**Task prompt**
Return the listing below word for word.

**Task inputs**
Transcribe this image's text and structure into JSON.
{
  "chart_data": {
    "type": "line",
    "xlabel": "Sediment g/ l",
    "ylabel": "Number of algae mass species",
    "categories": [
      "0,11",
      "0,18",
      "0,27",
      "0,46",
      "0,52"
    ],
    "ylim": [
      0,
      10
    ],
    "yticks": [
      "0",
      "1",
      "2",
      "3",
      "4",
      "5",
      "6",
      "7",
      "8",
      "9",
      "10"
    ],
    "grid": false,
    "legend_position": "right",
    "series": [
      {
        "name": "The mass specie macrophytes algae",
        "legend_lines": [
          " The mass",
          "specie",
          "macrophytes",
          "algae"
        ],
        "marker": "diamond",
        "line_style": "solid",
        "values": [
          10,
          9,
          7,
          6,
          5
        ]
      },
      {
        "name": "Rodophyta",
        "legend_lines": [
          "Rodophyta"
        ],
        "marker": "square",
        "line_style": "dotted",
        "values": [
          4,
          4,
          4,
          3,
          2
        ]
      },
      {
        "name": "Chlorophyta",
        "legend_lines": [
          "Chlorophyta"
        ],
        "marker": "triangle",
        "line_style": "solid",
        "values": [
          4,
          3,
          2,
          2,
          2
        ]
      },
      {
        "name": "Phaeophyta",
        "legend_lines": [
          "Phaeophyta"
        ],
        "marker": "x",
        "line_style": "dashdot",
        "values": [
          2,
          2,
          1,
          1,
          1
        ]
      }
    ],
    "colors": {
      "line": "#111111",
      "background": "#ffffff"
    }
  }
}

**Correct result**
Transcribe this image's text and structure into JSON.
{
  "chart_data": {
    "type": "line",
    "xlabel": "Sediment g/ l",
    "ylabel": "Number of algae mass species",
    "categories": [
      "0,11",
      "0,18",
      "0,27",
      "0,46",
      "0,52"
    ],
    "ylim": [
      0,
      10
    ],
    "yticks": [
      "0",
      "1",
      "2",
      "3",
      "4",
      "5",
      "6",
      "7",
      "8",
      "9",
      "10"
    ],
    "grid": false,
    "legend_position": "right",
    "series": [
      {
        "name": "The mass specie macrophytes algae",
        "legend_lines": [
          " The mass",
          "specie",
          "macrophytes",
          "algae"
        ],
        "marker": "diamond",
        "line_style": "solid",
        "values": [
          10,
          9,
          7,
          6,
          5
        ]
      },
      {
        "name": "Rodophyta",
        "legend_lines": [
          "Rodophyta"
        ],
        "marker": "square",
        "line_style": "dotted",
        "values": [
          4,
          4,
          4,
          3,
          2
        ]
      },
      {
        "name": "Chlorophyta",
        "legend_lines": [
          "Chlorophyta"
        ],
        "marker": "triangle",
        "line_style": "solid",
        "values": [
          4,
          3,
          2,
          2,
          2
        ]
      },
      {
        "name": "Phaeophyta",
        "legend_lines": [
          "Phaeophyta"
        ],
        "marker": "x",
        "line_style": "dashdot",
        "values": [
          2,
          2,
          1,
          1,
          1
        ]
      }
    ],
    "colors": {
      "line": "#111111",
      "background": "#ffffff"
    }
  }
}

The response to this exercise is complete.